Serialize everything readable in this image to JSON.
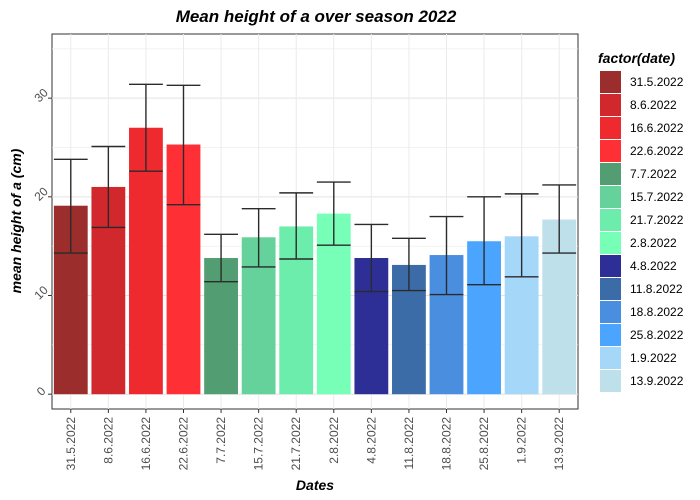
{
  "chart_data": {
    "type": "bar",
    "title": "Mean height of a over season 2022",
    "xlabel": "Dates",
    "ylabel": "mean height of a (cm)",
    "ylim": [
      -1.5,
      36.5
    ],
    "yticks": [
      0,
      10,
      20,
      30
    ],
    "grid": true,
    "legend_title": "factor(date)",
    "legend_position": "right",
    "categories": [
      "31.5.2022",
      "8.6.2022",
      "16.6.2022",
      "22.6.2022",
      "7.7.2022",
      "15.7.2022",
      "21.7.2022",
      "2.8.2022",
      "4.8.2022",
      "11.8.2022",
      "18.8.2022",
      "25.8.2022",
      "1.9.2022",
      "13.9.2022"
    ],
    "values": [
      19.1,
      21.0,
      27.0,
      25.3,
      13.8,
      15.9,
      17.0,
      18.3,
      13.8,
      13.1,
      14.1,
      15.5,
      16.0,
      17.7
    ],
    "err_low": [
      14.3,
      16.9,
      22.6,
      19.2,
      11.4,
      12.9,
      13.7,
      15.1,
      10.4,
      10.5,
      10.1,
      11.1,
      11.9,
      14.3
    ],
    "err_high": [
      23.8,
      25.1,
      31.4,
      31.3,
      16.2,
      18.8,
      20.4,
      21.5,
      17.2,
      15.8,
      18.0,
      20.0,
      20.3,
      21.2
    ],
    "colors": [
      "#9b2d2d",
      "#d0282c",
      "#ee2a2f",
      "#ff3035",
      "#529e72",
      "#64d29a",
      "#6cedab",
      "#77ffb8",
      "#2e2f96",
      "#3c6ca8",
      "#4a8ee0",
      "#4ba5ff",
      "#a5d7f9",
      "#bde0ea"
    ]
  }
}
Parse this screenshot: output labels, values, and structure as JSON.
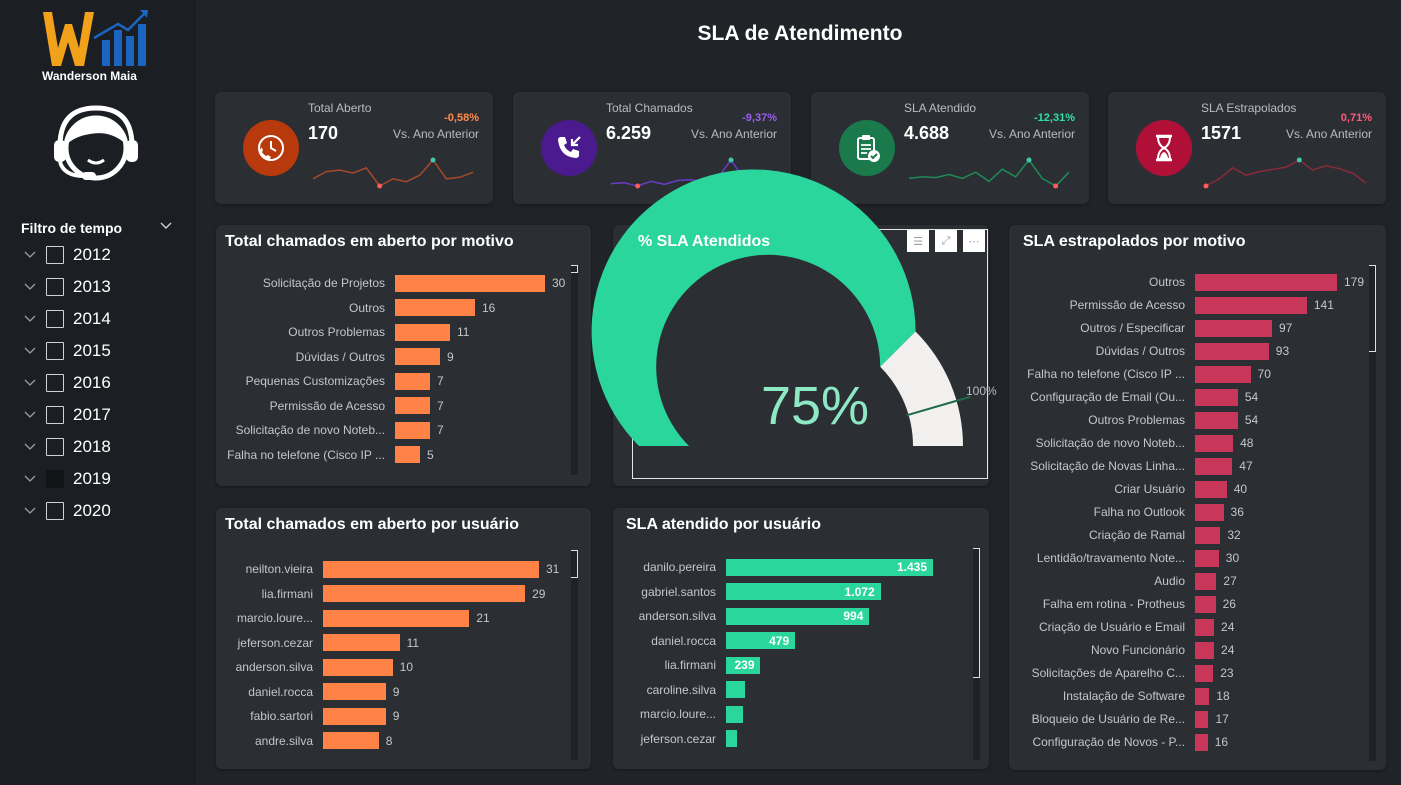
{
  "sidebar": {
    "brand": "Wanderson Maia",
    "filter_title": "Filtro de tempo",
    "years": [
      {
        "label": "2012",
        "checked": false
      },
      {
        "label": "2013",
        "checked": false
      },
      {
        "label": "2014",
        "checked": false
      },
      {
        "label": "2015",
        "checked": false
      },
      {
        "label": "2016",
        "checked": false
      },
      {
        "label": "2017",
        "checked": false
      },
      {
        "label": "2018",
        "checked": false
      },
      {
        "label": "2019",
        "checked": true
      },
      {
        "label": "2020",
        "checked": false
      }
    ]
  },
  "header": {
    "title": "SLA de Atendimento"
  },
  "kpis": [
    {
      "label": "Total Aberto",
      "value": "170",
      "delta": "-0,58%",
      "delta_color": "#ff8a4c",
      "vs": "Vs. Ano Anterior",
      "icon": "phone-clock-icon",
      "icon_bg": "#b83a0c",
      "spark_color": "#a8482a",
      "spark": [
        3,
        4,
        4.2,
        3.8,
        4.5,
        2,
        3,
        2.6,
        3.5,
        5.6,
        3,
        3.2,
        3.9
      ]
    },
    {
      "label": "Total Chamados",
      "value": "6.259",
      "delta": "-9,37%",
      "delta_color": "#9b5cf0",
      "vs": "Vs. Ano Anterior",
      "icon": "incoming-call-icon",
      "icon_bg": "#4a1a8e",
      "spark_color": "#6a3bc8",
      "spark": [
        2.5,
        2.6,
        2.2,
        2.8,
        2.4,
        2.9,
        3,
        2.7,
        3.2,
        5.5,
        3,
        2.2,
        3
      ]
    },
    {
      "label": "SLA Atendido",
      "value": "4.688",
      "delta": "-12,31%",
      "delta_color": "#2fe0a0",
      "vs": "Vs. Ano Anterior",
      "icon": "clipboard-check-icon",
      "icon_bg": "#1a7a4c",
      "spark_color": "#1f8a57",
      "spark": [
        3,
        3.2,
        3.1,
        3.5,
        3,
        3.8,
        2.6,
        4.2,
        3.2,
        5.4,
        3,
        2,
        3.8
      ]
    },
    {
      "label": "SLA Estrapolados",
      "value": "1571",
      "delta": "0,71%",
      "delta_color": "#ff5c7a",
      "vs": "Vs. Ano Anterior",
      "icon": "hourglass-icon",
      "icon_bg": "#b01038",
      "spark_color": "#8a2a3a",
      "spark": [
        2,
        3,
        4.5,
        3.5,
        4,
        4.3,
        4.6,
        5.6,
        4.2,
        4.8,
        4.4,
        3.8,
        2.4
      ]
    }
  ],
  "panel_motivo": {
    "title": "Total chamados em aberto por motivo",
    "color": "#ff8247",
    "items": [
      {
        "label": "Solicitação de Projetos",
        "value": 30
      },
      {
        "label": "Outros",
        "value": 16
      },
      {
        "label": "Outros Problemas",
        "value": 11
      },
      {
        "label": "Dúvidas / Outros",
        "value": 9
      },
      {
        "label": "Pequenas Customizações",
        "value": 7
      },
      {
        "label": "Permissão de Acesso",
        "value": 7
      },
      {
        "label": "Solicitação de novo Noteb...",
        "value": 7
      },
      {
        "label": "Falha no telefone (Cisco IP ...",
        "value": 5
      }
    ]
  },
  "panel_gauge": {
    "title": "% SLA Atendidos",
    "value_label": "75%",
    "value": 0.75,
    "target": 0.91,
    "max_label": "100%",
    "fill_color": "#2bd69c",
    "rest_color": "#f2f0ee",
    "target_color": "#1e6b4a"
  },
  "panel_usuario": {
    "title": "Total chamados em aberto por usuário",
    "color": "#ff8247",
    "items": [
      {
        "label": "neilton.vieira",
        "value": 31
      },
      {
        "label": "lia.firmani",
        "value": 29
      },
      {
        "label": "marcio.loure...",
        "value": 21
      },
      {
        "label": "jeferson.cezar",
        "value": 11
      },
      {
        "label": "anderson.silva",
        "value": 10
      },
      {
        "label": "daniel.rocca",
        "value": 9
      },
      {
        "label": "fabio.sartori",
        "value": 9
      },
      {
        "label": "andre.silva",
        "value": 8
      }
    ]
  },
  "panel_sla_usuario": {
    "title": "SLA atendido por usuário",
    "color": "#2bd69c",
    "items": [
      {
        "label": "danilo.pereira",
        "value": 1435,
        "display": "1.435"
      },
      {
        "label": "gabriel.santos",
        "value": 1072,
        "display": "1.072"
      },
      {
        "label": "anderson.silva",
        "value": 994,
        "display": "994"
      },
      {
        "label": "daniel.rocca",
        "value": 479,
        "display": "479"
      },
      {
        "label": "lia.firmani",
        "value": 239,
        "display": "239"
      },
      {
        "label": "caroline.silva",
        "value": 130,
        "display": ""
      },
      {
        "label": "marcio.loure...",
        "value": 120,
        "display": ""
      },
      {
        "label": "jeferson.cezar",
        "value": 75,
        "display": ""
      }
    ]
  },
  "panel_estrapolados": {
    "title": "SLA estrapolados por motivo",
    "color": "#c8365a",
    "items": [
      {
        "label": "Outros",
        "value": 179
      },
      {
        "label": "Permissão de Acesso",
        "value": 141
      },
      {
        "label": "Outros / Especificar",
        "value": 97
      },
      {
        "label": "Dúvidas / Outros",
        "value": 93
      },
      {
        "label": "Falha no telefone (Cisco IP ...",
        "value": 70
      },
      {
        "label": "Configuração de Email (Ou...",
        "value": 54
      },
      {
        "label": "Outros Problemas",
        "value": 54
      },
      {
        "label": "Solicitação de novo Noteb...",
        "value": 48
      },
      {
        "label": "Solicitação de Novas Linha...",
        "value": 47
      },
      {
        "label": "Criar Usuário",
        "value": 40
      },
      {
        "label": "Falha no Outlook",
        "value": 36
      },
      {
        "label": "Criação de Ramal",
        "value": 32
      },
      {
        "label": "Lentidão/travamento Note...",
        "value": 30
      },
      {
        "label": "Audio",
        "value": 27
      },
      {
        "label": "Falha em rotina - Protheus",
        "value": 26
      },
      {
        "label": "Criação de Usuário e Email",
        "value": 24
      },
      {
        "label": "Novo Funcionário",
        "value": 24
      },
      {
        "label": "Solicitações de Aparelho C...",
        "value": 23
      },
      {
        "label": "Instalação de Software",
        "value": 18
      },
      {
        "label": "Bloqueio de Usuário de Re...",
        "value": 17
      },
      {
        "label": "Configuração de Novos - P...",
        "value": 16
      }
    ]
  }
}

▸ Set task
Of the lines in the records, how many contain the word "Criação"? Answer with the number and nothing else.

▸ Correct result
2